Your goal: Reproduce the listing below without changes, except that pictures are left out.

.....

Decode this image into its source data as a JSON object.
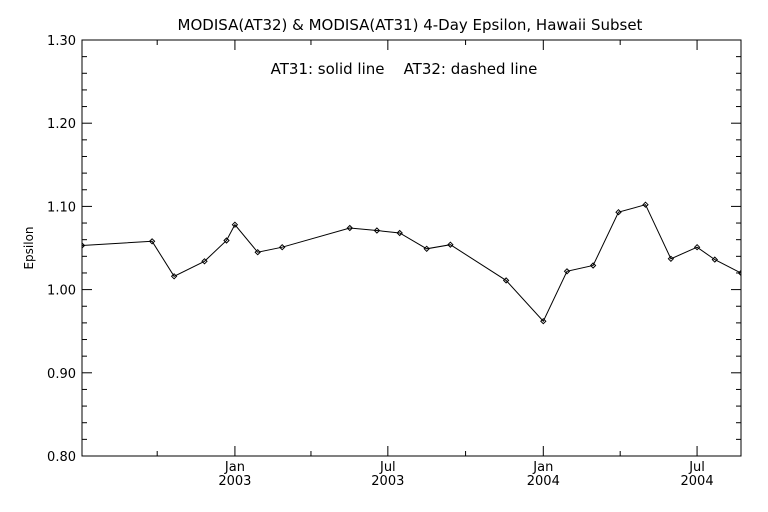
{
  "chart_data": {
    "type": "line",
    "title": "MODISA(AT32) & MODISA(AT31) 4-Day Epsilon, Hawaii Subset",
    "annotation": "AT31: solid line    AT32: dashed line",
    "xlabel": "",
    "ylabel": "Epsilon",
    "ylim": [
      0.8,
      1.3
    ],
    "xlim": [
      "2002-07-04",
      "2004-08-22"
    ],
    "grid": false,
    "y_ticks": [
      "0.80",
      "0.90",
      "1.00",
      "1.10",
      "1.20",
      "1.30"
    ],
    "x_ticks": [
      {
        "date": "2003-01-01",
        "month": "Jan",
        "year": "2003"
      },
      {
        "date": "2003-07-01",
        "month": "Jul",
        "year": "2003"
      },
      {
        "date": "2004-01-01",
        "month": "Jan",
        "year": "2004"
      },
      {
        "date": "2004-07-01",
        "month": "Jul",
        "year": "2004"
      }
    ],
    "series": [
      {
        "style": "solid",
        "color": "#000000",
        "x": [
          "2002-07-04",
          "2002-09-25",
          "2002-10-21",
          "2002-11-26",
          "2002-12-22",
          "2003-01-01",
          "2003-01-28",
          "2003-02-26",
          "2003-05-17",
          "2003-06-18",
          "2003-07-15",
          "2003-08-16",
          "2003-09-13",
          "2003-11-18",
          "2004-01-01",
          "2004-01-29",
          "2004-02-29",
          "2004-03-30",
          "2004-05-01",
          "2004-05-31",
          "2004-07-01",
          "2004-07-22",
          "2004-08-22"
        ],
        "y": [
          1.053,
          1.058,
          1.016,
          1.034,
          1.059,
          1.078,
          1.045,
          1.051,
          1.074,
          1.071,
          1.068,
          1.049,
          1.054,
          1.011,
          0.962,
          1.022,
          1.029,
          1.093,
          1.102,
          1.037,
          1.051,
          1.036,
          1.02
        ]
      }
    ]
  }
}
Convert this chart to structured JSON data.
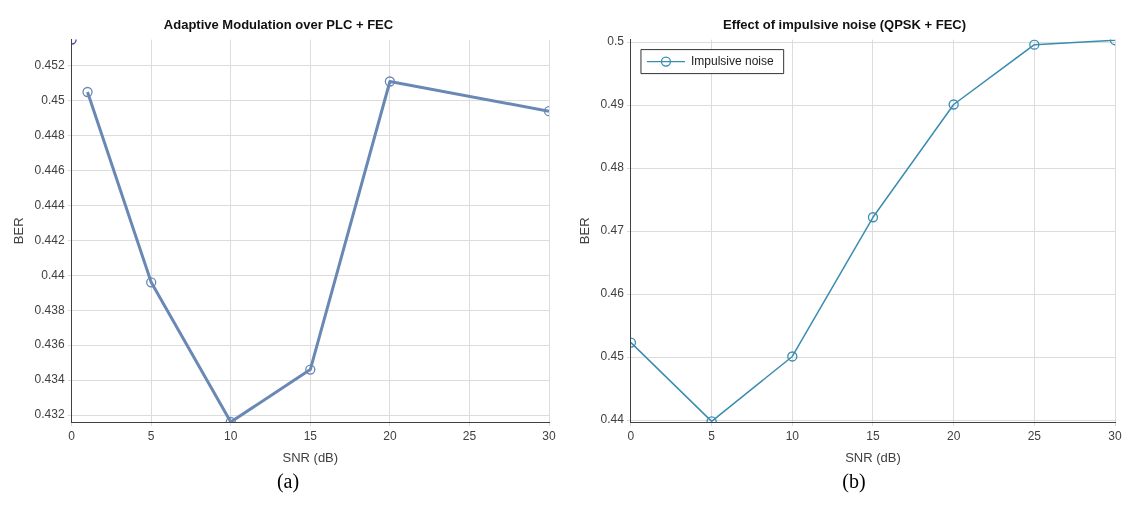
{
  "chart_data": [
    {
      "type": "line",
      "title": "Adaptive Modulation over PLC + FEC",
      "xlabel": "SNR (dB)",
      "ylabel": "BER",
      "xlim": [
        0,
        30
      ],
      "xticks": [
        0,
        5,
        10,
        15,
        20,
        25,
        30
      ],
      "ylim": [
        0.4316,
        0.4535
      ],
      "yticks": [
        0.432,
        0.434,
        0.436,
        0.438,
        0.44,
        0.442,
        0.444,
        0.446,
        0.448,
        0.45,
        0.452
      ],
      "grid": true,
      "marker": "circle",
      "line_style": "solid",
      "annotations": [
        "(a)"
      ],
      "series": [
        {
          "type": "scatter",
          "color": "#3f3f9a",
          "x": [
            0
          ],
          "values": [
            0.4535
          ]
        },
        {
          "type": "line",
          "color": "#6a88b4",
          "x": [
            1,
            5,
            10,
            15,
            20,
            30
          ],
          "values": [
            0.4505,
            0.4396,
            0.4316,
            0.4346,
            0.4511,
            0.4494
          ]
        }
      ]
    },
    {
      "type": "line",
      "title": "Effect of impulsive noise (QPSK + FEC)",
      "xlabel": "SNR (dB)",
      "ylabel": "BER",
      "xlim": [
        0,
        30
      ],
      "xticks": [
        0,
        5,
        10,
        15,
        20,
        25,
        30
      ],
      "ylim": [
        0.4397,
        0.5004
      ],
      "yticks": [
        0.44,
        0.45,
        0.46,
        0.47,
        0.48,
        0.49,
        0.5
      ],
      "grid": true,
      "legend": "top left",
      "marker": "circle",
      "line_style": "solid",
      "annotations": [
        "(b)"
      ],
      "series": [
        {
          "name": "Impulsive noise",
          "color": "#3a8db0",
          "x": [
            0,
            5,
            10,
            15,
            20,
            25,
            30
          ],
          "values": [
            0.4523,
            0.4398,
            0.4501,
            0.4722,
            0.4901,
            0.4996,
            0.5003
          ]
        }
      ]
    }
  ]
}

.....

Response to this task:
Decode this image into its source data as a JSON object.
{
  "chart_data": {
    "type": "line",
    "title": "MODISA(AT32) & MODISA(AT31) 4-Day Epsilon, Hawaii Subset",
    "annotation": "AT31: solid line    AT32: dashed line",
    "xlabel": "",
    "ylabel": "Epsilon",
    "ylim": [
      0.8,
      1.3
    ],
    "xlim": [
      "2002-07-04",
      "2004-08-22"
    ],
    "grid": false,
    "y_ticks": [
      "0.80",
      "0.90",
      "1.00",
      "1.10",
      "1.20",
      "1.30"
    ],
    "x_ticks": [
      {
        "date": "2003-01-01",
        "month": "Jan",
        "year": "2003"
      },
      {
        "date": "2003-07-01",
        "month": "Jul",
        "year": "2003"
      },
      {
        "date": "2004-01-01",
        "month": "Jan",
        "year": "2004"
      },
      {
        "date": "2004-07-01",
        "month": "Jul",
        "year": "2004"
      }
    ],
    "series": [
      {
        "style": "solid",
        "color": "#000000",
        "x": [
          "2002-07-04",
          "2002-09-25",
          "2002-10-21",
          "2002-11-26",
          "2002-12-22",
          "2003-01-01",
          "2003-01-28",
          "2003-02-26",
          "2003-05-17",
          "2003-06-18",
          "2003-07-15",
          "2003-08-16",
          "2003-09-13",
          "2003-11-18",
          "2004-01-01",
          "2004-01-29",
          "2004-02-29",
          "2004-03-30",
          "2004-05-01",
          "2004-05-31",
          "2004-07-01",
          "2004-07-22",
          "2004-08-22"
        ],
        "y": [
          1.053,
          1.058,
          1.016,
          1.034,
          1.059,
          1.078,
          1.045,
          1.051,
          1.074,
          1.071,
          1.068,
          1.049,
          1.054,
          1.011,
          0.962,
          1.022,
          1.029,
          1.093,
          1.102,
          1.037,
          1.051,
          1.036,
          1.02
        ]
      }
    ]
  }
}
Convert this chart to structured JSON data.
{
  "chart_data": [
    {
      "type": "line",
      "title": "Adaptive Modulation over PLC + FEC",
      "xlabel": "SNR (dB)",
      "ylabel": "BER",
      "xlim": [
        0,
        30
      ],
      "xticks": [
        0,
        5,
        10,
        15,
        20,
        25,
        30
      ],
      "ylim": [
        0.4316,
        0.4535
      ],
      "yticks": [
        0.432,
        0.434,
        0.436,
        0.438,
        0.44,
        0.442,
        0.444,
        0.446,
        0.448,
        0.45,
        0.452
      ],
      "grid": true,
      "marker": "circle",
      "line_style": "solid",
      "annotations": [
        "(a)"
      ],
      "series": [
        {
          "type": "scatter",
          "color": "#3f3f9a",
          "x": [
            0
          ],
          "values": [
            0.4535
          ]
        },
        {
          "type": "line",
          "color": "#6a88b4",
          "x": [
            1,
            5,
            10,
            15,
            20,
            30
          ],
          "values": [
            0.4505,
            0.4396,
            0.4316,
            0.4346,
            0.4511,
            0.4494
          ]
        }
      ]
    },
    {
      "type": "line",
      "title": "Effect of impulsive noise (QPSK + FEC)",
      "xlabel": "SNR (dB)",
      "ylabel": "BER",
      "xlim": [
        0,
        30
      ],
      "xticks": [
        0,
        5,
        10,
        15,
        20,
        25,
        30
      ],
      "ylim": [
        0.4397,
        0.5004
      ],
      "yticks": [
        0.44,
        0.45,
        0.46,
        0.47,
        0.48,
        0.49,
        0.5
      ],
      "grid": true,
      "legend": "top left",
      "marker": "circle",
      "line_style": "solid",
      "annotations": [
        "(b)"
      ],
      "series": [
        {
          "name": "Impulsive noise",
          "color": "#3a8db0",
          "x": [
            0,
            5,
            10,
            15,
            20,
            25,
            30
          ],
          "values": [
            0.4523,
            0.4398,
            0.4501,
            0.4722,
            0.4901,
            0.4996,
            0.5003
          ]
        }
      ]
    }
  ]
}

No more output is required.